= Source document =
---
- League: NCAA Division I
- Sport: Basketball
- Teams: 10
- TV partner(s): CBS, ESPN, FSN

NBA Draft
- 2021 Big 12 Champions: Baylor
- Runners-up: Kansas
- Season MVP: Cade Cunningham, Oklahoma State
- Top scorer: Cade Cunningham, Oklahoma State

Big 12 tournament
- Champions: Texas
- Runners-up: Oklahoma State
- Finals MVP: Matt Coleman III

Big 12 Basketball seasons
- ← 2019–202021–22 →

= 2020–21 Big 12 Conference men's basketball season =

The 2020–21 Big 12 men's basketball season began with practices in October 2020, followed by the start of the 2020–21 NCAA Division I men's basketball season in November. Regular season conference play began in December 2020 and concluded in March 2021. The Big 12 tournament was held from March 11–14, 2021 and was played at the T-Mobile Center in Kansas City, Missouri. Baylor won their first ever National Championship, becoming the first Big 12 team to win the National Championship since Kansas in 2008.

==Coaches==

=== Coaching changes ===
There were no head coaching changes following the 2019–20 Big 12 Conference men's basketball season.

=== Head coaches ===
Note: Stats are through the beginning of the season. All stats and records are from time at current school only.

| Team | Head coach | Previous job | Seasons at school | Overall record | Big 12 record | NCAA tournaments | NCAA Final Fours | NCAA Championships |
|---|---|---|---|---|---|---|---|---|
| Baylor | Scott Drew | Valparaiso | 17th | 342–213 (.616) | 140–150 (.483) | 8 | 0 | 0 |
| Iowa State | Steve Prohm | Murray State | 6th | 95–73 (.565) | 40–50 (.444) | 3 | 0 | 0 |
| Kansas | Bill Self | Illinois | 18th | 501–109 (.821) | 236–53 (.817) | 16 | 3 | 1 |
| Kansas State | Bruce Weber | Illinois | 9th | 161–110 (.594) | 72–72 (.500) | 5 | 0 | 0 |
| Oklahoma | Lon Kruger | UNLV | 10th | 179–117 (.605) | 81–81 (.500) | 7 | 1 | 0 |
| Oklahoma State | Mike Boynton | Oklahoma State (asst.) | 4th | 51–49 (.510) | 20–34 (.370) | 0 | 0 | 0 |
| TCU | Jamie Dixon | Pittsburgh | 5th | 84–57 (.596) | 29–43 (.403) | 1 | 0 | 0 |
| Texas | Shaka Smart | VCU | 6th | 90–78 (.536) | 40–50 (.444) | 2 | 0 | 0 |
| Texas Tech | Chris Beard | Little Rock | 5th | 94–44 (.681) | 40–32 (.556) | 2 | 1 | 0 |
| West Virginia | Bob Huggins | Kansas State | 14th | 289–158 (.647) | 127–102 (.555) | 9 | 1 | 0 |

==Preseason==

===Recruiting classes===

Rankings
| Team | ESPN | Rivals | Scout/247 Sports | Signees |
|---|---|---|---|---|
| Baylor | No. 22 | No. 42 | No. 28 | 3 |
| Iowa State | No. 18 | No. 37 | No. 29 | 4 |
| Kansas | No. 25 | No. 17 | No. 22 | 4 |
| Kansas State | - | No. 19 | No. 35 | 7 |
| Oklahoma | - | No. 86 | No. 85 | 2 |
| Oklahoma State | No.8 | No. 4 | No. 13 | 6 |
| TCU | - | No. 66 | No. 52 | 3 |
| Texas | - | No. 57 | No. 96 | 1 |
| Texas Tech | No. 14 | No. 10 | No. 10 | 5 |
| West Virginia | - | No. 61 | No. 51 | 4 |

===Preseason watchlists===
Below is a table of notable preseason watch lists.
---
= Structured page parsing data =
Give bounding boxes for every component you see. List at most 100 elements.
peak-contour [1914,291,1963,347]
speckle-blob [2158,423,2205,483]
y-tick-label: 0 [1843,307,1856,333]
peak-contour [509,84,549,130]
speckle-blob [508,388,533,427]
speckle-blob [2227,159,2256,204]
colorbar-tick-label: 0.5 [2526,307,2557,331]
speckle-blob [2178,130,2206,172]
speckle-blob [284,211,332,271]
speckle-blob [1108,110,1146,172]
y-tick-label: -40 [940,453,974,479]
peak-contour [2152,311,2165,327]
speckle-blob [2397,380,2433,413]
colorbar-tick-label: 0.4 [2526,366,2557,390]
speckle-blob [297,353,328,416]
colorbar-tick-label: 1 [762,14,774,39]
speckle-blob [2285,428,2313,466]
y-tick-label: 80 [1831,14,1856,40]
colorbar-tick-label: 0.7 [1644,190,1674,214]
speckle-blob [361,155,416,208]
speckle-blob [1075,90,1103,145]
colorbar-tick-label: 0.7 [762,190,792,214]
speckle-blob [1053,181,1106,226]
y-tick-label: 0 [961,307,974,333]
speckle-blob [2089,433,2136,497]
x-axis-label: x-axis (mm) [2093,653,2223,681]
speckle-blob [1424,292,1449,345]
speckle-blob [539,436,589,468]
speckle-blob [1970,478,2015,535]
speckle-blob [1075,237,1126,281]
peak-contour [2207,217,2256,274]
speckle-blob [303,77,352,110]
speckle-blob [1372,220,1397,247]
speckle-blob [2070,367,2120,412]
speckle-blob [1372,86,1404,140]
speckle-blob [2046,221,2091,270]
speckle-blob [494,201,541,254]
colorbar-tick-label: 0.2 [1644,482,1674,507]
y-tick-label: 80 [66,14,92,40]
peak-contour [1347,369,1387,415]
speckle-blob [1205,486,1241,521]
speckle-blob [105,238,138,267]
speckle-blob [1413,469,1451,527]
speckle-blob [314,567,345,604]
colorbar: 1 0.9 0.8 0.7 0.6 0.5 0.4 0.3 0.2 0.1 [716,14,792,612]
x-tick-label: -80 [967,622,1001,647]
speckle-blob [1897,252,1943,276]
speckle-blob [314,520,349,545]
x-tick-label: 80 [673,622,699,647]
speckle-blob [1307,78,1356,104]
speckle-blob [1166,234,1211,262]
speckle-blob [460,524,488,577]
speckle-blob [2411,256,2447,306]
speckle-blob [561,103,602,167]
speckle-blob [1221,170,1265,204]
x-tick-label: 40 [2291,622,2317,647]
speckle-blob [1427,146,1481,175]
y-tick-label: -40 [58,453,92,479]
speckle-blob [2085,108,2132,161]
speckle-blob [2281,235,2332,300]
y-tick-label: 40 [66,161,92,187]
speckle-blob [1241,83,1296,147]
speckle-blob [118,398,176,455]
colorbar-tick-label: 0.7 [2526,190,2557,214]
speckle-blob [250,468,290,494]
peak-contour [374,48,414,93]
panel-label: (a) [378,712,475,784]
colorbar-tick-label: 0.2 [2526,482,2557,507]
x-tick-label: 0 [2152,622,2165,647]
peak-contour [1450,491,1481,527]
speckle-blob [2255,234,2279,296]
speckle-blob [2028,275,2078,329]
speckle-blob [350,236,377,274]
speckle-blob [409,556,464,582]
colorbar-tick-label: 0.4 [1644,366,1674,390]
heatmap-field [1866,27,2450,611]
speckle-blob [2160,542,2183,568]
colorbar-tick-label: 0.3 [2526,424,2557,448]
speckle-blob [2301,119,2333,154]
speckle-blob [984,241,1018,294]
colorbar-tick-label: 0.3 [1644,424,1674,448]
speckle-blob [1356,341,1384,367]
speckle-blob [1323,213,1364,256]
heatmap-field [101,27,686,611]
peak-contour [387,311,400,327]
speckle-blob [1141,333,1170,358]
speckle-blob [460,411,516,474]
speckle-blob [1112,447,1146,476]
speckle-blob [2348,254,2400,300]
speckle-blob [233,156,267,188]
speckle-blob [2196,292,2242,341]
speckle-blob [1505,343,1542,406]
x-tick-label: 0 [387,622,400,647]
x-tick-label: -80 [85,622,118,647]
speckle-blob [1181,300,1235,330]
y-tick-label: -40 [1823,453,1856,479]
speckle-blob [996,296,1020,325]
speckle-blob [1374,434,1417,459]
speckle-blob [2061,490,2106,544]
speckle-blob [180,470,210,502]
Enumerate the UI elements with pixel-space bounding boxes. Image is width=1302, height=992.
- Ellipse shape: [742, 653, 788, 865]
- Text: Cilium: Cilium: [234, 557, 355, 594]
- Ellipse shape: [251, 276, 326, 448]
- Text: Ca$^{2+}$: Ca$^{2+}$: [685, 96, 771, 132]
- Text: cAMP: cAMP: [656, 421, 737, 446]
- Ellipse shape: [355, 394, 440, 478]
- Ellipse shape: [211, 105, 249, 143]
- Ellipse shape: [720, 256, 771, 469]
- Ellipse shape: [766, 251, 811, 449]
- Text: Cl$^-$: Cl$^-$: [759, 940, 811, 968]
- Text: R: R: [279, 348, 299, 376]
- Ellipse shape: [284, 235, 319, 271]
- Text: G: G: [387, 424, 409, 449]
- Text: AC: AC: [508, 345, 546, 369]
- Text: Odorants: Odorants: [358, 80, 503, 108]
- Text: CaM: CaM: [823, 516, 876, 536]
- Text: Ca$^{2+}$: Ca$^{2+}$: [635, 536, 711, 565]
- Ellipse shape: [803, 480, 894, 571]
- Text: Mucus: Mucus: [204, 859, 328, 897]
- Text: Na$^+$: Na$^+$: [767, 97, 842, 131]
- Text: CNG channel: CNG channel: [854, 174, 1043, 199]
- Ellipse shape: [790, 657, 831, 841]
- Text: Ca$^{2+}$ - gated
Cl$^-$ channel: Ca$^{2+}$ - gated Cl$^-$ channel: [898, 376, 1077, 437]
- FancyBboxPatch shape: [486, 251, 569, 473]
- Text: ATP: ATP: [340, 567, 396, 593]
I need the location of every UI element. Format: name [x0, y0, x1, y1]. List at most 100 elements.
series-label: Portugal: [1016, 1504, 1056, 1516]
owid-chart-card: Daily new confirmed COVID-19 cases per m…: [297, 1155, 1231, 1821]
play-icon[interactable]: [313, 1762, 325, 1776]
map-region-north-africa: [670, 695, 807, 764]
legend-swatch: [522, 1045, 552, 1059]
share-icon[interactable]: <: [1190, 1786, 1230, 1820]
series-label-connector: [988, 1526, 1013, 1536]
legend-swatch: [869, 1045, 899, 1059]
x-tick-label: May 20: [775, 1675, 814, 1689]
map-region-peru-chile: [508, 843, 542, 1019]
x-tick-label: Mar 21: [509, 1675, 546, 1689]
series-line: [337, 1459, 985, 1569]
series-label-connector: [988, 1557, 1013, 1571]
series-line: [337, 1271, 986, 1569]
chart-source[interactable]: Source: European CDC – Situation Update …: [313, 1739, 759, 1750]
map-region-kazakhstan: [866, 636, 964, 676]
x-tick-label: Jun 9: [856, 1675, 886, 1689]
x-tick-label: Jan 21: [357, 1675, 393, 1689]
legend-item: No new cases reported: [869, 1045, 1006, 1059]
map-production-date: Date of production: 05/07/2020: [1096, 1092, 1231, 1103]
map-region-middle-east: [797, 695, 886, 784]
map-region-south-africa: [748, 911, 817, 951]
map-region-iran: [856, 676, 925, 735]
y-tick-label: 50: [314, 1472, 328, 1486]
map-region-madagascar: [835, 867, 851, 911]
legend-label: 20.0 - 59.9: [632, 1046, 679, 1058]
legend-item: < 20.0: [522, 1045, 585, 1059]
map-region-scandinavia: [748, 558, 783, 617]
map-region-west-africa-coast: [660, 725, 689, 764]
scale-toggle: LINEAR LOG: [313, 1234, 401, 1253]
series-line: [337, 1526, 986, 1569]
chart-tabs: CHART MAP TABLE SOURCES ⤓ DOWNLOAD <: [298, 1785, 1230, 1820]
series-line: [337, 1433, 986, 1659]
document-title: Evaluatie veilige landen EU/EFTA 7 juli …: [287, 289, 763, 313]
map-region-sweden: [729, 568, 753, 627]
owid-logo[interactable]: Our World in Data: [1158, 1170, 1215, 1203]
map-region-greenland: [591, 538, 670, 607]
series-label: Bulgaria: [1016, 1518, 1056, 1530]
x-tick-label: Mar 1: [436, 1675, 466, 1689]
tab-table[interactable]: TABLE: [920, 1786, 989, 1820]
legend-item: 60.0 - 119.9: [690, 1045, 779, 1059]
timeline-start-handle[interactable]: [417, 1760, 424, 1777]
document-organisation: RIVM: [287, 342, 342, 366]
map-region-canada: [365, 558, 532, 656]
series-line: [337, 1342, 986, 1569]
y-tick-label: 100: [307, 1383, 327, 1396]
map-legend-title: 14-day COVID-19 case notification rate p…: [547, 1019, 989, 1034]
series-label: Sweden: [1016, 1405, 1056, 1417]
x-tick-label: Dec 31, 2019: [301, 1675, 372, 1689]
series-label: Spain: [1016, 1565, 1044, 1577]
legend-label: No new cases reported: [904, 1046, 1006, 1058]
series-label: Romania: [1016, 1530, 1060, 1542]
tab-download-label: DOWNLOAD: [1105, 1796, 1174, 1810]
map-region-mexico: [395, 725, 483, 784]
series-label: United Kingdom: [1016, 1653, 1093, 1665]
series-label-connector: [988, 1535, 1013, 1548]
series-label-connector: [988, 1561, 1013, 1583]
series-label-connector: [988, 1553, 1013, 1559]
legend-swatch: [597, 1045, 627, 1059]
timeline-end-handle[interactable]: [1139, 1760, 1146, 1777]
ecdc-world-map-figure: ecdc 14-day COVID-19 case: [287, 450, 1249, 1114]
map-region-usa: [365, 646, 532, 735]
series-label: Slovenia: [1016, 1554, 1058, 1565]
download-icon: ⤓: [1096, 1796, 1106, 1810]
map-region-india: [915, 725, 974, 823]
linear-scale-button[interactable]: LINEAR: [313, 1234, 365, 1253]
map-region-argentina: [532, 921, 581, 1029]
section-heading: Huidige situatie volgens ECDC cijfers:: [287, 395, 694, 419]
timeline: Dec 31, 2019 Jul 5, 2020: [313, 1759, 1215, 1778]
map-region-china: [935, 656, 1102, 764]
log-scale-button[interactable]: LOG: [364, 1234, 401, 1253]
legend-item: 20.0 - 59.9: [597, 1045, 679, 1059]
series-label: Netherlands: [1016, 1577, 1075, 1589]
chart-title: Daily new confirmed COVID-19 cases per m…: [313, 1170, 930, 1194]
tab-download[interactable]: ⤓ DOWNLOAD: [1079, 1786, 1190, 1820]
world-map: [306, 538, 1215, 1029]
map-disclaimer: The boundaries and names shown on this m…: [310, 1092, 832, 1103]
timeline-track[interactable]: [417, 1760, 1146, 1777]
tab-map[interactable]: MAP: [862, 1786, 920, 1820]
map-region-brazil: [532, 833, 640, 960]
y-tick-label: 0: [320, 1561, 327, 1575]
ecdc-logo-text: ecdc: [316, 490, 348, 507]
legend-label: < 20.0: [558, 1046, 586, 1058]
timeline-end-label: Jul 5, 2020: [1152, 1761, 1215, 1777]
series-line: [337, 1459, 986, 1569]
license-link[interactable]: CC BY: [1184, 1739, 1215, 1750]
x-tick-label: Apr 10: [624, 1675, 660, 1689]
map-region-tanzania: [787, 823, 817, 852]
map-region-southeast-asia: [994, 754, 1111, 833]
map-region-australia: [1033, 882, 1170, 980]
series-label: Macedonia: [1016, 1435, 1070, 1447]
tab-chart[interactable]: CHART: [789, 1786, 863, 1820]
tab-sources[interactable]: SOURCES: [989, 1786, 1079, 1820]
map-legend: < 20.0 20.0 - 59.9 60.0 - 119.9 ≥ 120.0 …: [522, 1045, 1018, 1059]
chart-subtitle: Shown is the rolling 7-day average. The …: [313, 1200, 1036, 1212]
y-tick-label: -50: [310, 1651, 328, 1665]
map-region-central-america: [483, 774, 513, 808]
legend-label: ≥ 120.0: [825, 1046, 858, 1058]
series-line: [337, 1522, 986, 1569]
---
= What you need to do =
a – Using the head coaches table in the Big 12 season article, list every team whose head coach had at least one NCAA Final Four appearance.
b – Retype the stretch of the Big 12 season article from "The 2020–21 Big" through "Kansas in 2008.".
c – State whether each statement agrees with the Big 12 season article, answering yes or no and quoting the deciding words: (i) The Big 12 tournament was held at the T-Mobile Center in Kansas City, Missouri. (ii) Some Big 12 teams changed head coaches after the 2019–20 season. (iii) Baylor had never won a National Championship before this season.
None of the entries are required for this work.

= Answers per task =
a – Kansas, Oklahoma, Texas Tech, West Virginia

b –
The 2020–21 Big 12 men's basketball season began with practices in October 2020, followed by the start of the 2020–21 NCAA Division I men's basketball season in November. Regular season conference play began in December 2020 and concluded in March 2021. The Big 12 tournament was held from March 11–14, 2021 and was played at the T-Mobile Center in Kansas City, Missouri. Baylor won their first ever National Championship, becoming the first Big 12 team to win the National Championship since Kansas in 2008.

c –
(i) Yes: "was played at the T-Mobile Center in Kansas City, Missouri"
(ii) No: "There were no head coaching changes following the 2019–20 Big 12 Conference men's basketball season."
(iii) Yes: "Baylor won their first ever National Championship"